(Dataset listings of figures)
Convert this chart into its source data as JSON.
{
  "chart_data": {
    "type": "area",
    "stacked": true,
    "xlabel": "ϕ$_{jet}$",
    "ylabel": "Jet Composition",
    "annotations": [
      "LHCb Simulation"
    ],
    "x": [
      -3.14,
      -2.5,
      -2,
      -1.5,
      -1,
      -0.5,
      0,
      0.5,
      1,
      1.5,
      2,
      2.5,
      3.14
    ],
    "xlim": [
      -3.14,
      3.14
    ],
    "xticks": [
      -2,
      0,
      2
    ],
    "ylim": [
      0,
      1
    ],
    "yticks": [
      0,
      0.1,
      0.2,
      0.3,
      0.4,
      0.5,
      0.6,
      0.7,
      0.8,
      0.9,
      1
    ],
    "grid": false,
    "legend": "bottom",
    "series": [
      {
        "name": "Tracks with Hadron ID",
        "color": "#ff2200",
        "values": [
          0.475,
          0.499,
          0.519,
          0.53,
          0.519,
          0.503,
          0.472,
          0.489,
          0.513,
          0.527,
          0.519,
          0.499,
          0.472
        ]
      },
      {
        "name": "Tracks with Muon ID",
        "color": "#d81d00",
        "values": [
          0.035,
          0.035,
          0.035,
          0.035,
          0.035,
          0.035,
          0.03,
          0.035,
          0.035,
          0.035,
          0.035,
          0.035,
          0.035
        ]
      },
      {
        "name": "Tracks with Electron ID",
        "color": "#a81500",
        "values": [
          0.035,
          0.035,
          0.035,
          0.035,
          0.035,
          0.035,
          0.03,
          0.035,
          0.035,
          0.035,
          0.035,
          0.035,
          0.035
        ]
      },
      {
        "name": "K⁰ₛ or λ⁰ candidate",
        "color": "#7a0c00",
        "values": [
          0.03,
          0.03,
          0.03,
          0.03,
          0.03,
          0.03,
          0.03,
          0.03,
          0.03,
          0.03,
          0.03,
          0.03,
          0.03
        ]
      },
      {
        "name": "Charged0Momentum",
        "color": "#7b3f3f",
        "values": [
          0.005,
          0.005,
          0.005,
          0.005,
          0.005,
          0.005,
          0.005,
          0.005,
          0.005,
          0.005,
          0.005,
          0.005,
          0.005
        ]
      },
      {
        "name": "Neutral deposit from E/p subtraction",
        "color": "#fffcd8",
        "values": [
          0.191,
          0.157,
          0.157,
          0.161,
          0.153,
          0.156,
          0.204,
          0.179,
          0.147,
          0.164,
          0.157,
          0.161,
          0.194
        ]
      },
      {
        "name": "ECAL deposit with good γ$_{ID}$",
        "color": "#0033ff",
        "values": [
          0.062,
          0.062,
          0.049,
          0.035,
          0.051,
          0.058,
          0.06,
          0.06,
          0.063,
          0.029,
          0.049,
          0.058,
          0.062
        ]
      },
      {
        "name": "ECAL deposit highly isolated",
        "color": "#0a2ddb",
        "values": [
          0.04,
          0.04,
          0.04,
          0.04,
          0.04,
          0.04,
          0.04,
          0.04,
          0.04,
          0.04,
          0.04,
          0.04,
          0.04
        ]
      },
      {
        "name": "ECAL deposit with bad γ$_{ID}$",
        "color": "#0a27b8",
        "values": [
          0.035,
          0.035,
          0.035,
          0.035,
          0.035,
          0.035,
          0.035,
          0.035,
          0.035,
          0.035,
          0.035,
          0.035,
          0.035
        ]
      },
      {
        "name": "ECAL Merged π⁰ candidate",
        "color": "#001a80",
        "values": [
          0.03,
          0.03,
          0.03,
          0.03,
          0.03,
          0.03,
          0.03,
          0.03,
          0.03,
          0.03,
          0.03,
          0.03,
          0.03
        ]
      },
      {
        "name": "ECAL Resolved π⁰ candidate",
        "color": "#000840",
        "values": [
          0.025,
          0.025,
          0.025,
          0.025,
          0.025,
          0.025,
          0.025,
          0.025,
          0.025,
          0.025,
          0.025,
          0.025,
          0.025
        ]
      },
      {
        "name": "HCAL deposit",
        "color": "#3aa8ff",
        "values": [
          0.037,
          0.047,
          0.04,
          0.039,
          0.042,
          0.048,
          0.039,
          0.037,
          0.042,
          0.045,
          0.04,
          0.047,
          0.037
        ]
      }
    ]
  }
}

- What you should do -
Keep only those lines of the records that hold "deposit", and return them.

- Exercise result -
        "name": "Neutral deposit from E/p subtraction",
        "name": "ECAL deposit with good γ$_{ID}$",
        "name": "ECAL deposit highly isolated",
        "name": "ECAL deposit with bad γ$_{ID}$",
        "name": "HCAL deposit",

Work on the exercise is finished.